-- START Supplied records --
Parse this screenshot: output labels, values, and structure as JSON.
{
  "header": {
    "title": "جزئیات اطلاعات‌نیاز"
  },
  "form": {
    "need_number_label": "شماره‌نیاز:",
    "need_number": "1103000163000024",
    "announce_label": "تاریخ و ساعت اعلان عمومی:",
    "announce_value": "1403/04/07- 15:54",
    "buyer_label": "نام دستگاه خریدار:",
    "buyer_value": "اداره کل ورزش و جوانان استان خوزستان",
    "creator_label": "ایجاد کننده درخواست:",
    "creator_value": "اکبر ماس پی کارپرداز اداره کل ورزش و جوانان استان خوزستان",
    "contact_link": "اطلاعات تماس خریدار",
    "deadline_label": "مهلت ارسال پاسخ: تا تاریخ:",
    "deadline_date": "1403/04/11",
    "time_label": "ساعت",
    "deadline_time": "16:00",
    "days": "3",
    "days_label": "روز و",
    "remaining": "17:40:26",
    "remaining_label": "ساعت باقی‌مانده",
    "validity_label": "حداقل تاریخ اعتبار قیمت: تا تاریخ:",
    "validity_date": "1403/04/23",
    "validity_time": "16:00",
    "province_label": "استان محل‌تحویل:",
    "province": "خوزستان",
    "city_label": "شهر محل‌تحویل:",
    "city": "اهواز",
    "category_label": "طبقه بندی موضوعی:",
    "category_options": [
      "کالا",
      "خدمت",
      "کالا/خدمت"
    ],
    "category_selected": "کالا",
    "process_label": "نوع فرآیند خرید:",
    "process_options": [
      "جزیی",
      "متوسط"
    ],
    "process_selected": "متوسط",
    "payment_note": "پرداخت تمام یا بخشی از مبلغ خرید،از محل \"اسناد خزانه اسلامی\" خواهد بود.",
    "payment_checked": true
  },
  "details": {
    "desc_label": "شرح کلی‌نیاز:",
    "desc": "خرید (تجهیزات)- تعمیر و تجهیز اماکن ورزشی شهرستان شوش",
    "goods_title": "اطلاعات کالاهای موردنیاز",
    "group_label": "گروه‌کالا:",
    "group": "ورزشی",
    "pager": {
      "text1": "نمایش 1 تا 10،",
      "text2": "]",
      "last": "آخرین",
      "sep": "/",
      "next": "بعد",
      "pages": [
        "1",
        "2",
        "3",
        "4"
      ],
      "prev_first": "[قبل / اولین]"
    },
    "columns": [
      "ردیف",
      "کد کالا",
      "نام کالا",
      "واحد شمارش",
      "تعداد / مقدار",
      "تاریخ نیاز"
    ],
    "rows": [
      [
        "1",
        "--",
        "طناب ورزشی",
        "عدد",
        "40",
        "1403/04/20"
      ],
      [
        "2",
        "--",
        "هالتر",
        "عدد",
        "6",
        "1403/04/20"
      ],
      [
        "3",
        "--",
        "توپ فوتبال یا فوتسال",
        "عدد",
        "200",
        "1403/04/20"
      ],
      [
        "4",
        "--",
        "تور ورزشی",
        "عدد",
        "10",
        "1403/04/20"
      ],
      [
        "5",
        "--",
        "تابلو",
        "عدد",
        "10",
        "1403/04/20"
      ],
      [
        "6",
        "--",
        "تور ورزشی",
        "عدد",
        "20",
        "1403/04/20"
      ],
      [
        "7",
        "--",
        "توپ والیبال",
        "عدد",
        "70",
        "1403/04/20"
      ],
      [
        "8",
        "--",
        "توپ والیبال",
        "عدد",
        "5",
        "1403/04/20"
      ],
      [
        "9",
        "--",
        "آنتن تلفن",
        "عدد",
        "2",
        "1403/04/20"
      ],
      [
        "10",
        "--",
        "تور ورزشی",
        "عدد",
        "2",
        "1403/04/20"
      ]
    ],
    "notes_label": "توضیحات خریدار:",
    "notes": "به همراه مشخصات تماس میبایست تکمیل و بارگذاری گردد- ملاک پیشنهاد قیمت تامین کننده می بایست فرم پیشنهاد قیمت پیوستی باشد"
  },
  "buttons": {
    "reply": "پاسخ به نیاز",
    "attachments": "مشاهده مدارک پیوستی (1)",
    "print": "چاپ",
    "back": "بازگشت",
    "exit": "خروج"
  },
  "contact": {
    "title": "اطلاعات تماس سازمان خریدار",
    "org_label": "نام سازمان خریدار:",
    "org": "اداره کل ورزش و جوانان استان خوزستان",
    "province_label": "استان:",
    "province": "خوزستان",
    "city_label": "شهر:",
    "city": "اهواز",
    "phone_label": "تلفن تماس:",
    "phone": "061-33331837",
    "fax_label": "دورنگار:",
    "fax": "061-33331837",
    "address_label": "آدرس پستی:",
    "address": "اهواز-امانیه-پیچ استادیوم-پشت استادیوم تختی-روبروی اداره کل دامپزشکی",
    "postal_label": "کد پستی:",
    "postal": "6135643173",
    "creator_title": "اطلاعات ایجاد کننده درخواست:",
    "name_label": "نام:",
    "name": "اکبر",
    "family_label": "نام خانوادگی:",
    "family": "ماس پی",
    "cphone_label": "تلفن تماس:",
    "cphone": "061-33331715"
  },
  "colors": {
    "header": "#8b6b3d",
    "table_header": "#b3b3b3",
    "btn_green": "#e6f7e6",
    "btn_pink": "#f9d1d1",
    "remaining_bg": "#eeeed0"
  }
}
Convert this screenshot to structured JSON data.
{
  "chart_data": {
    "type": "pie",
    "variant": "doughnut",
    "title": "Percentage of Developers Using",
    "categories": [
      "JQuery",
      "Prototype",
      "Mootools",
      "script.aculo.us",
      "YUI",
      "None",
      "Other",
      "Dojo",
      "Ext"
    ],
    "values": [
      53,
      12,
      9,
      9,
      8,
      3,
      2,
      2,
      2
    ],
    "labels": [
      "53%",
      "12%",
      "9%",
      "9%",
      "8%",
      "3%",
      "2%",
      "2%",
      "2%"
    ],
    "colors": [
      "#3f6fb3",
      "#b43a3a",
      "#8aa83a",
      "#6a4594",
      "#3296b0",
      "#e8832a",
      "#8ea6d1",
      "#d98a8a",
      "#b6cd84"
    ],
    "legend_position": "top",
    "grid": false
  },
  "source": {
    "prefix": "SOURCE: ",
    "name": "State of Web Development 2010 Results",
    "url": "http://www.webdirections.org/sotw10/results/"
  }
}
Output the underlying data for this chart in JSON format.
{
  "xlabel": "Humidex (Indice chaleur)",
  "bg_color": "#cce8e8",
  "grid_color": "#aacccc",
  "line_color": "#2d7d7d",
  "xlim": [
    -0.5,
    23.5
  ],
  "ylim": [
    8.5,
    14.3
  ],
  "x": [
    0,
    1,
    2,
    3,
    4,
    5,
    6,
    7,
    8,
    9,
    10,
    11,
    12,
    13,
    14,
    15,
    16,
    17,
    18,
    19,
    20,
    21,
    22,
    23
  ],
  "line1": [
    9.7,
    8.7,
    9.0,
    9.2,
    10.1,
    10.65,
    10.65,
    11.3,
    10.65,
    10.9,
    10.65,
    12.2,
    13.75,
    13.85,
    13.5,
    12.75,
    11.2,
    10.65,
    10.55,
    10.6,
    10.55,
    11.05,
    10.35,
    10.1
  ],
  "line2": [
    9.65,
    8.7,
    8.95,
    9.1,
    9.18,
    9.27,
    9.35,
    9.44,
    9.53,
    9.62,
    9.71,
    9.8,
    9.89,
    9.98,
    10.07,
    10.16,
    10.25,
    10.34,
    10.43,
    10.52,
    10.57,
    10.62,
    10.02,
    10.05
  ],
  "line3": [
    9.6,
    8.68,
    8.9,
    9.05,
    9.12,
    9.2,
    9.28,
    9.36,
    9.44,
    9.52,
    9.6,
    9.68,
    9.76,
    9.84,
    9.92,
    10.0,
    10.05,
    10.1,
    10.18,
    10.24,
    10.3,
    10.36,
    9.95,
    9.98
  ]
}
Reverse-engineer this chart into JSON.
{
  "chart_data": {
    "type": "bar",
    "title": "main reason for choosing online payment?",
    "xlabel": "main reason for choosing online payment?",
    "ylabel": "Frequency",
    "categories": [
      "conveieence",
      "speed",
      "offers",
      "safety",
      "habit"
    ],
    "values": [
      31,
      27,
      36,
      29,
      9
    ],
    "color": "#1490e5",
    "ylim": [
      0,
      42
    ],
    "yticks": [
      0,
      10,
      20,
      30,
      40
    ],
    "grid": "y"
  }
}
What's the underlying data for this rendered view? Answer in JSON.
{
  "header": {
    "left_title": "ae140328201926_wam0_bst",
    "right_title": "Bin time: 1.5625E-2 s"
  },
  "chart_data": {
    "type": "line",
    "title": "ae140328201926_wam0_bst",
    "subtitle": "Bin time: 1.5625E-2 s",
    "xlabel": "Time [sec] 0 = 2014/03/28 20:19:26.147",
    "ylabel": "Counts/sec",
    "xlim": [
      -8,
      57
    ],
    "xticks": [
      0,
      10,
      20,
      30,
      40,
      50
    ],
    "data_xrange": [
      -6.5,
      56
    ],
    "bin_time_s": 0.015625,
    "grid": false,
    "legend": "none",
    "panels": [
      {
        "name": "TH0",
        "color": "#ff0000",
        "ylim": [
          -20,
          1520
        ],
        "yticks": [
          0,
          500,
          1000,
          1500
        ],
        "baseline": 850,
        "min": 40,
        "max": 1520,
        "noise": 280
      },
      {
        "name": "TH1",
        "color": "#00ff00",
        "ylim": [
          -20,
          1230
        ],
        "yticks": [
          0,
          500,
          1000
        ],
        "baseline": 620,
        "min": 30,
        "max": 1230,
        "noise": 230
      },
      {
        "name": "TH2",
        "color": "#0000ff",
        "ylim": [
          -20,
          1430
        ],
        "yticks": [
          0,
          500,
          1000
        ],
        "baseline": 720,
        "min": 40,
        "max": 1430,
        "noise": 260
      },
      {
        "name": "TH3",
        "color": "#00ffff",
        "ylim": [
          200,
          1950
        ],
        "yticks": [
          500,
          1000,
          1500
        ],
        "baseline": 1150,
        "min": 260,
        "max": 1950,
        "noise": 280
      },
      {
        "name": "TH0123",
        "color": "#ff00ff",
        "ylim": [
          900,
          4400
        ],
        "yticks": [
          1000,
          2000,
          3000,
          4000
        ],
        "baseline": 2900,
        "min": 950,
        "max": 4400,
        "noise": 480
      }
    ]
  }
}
-- END Supplied records --
> **Exercise prompt**
Gather each line that holds "ساعت".

> **Full solution**
    "announce_label": "تاریخ و ساعت اعلان عمومی:",
    "time_label": "ساعت",
    "remaining_label": "ساعت باقی‌مانده",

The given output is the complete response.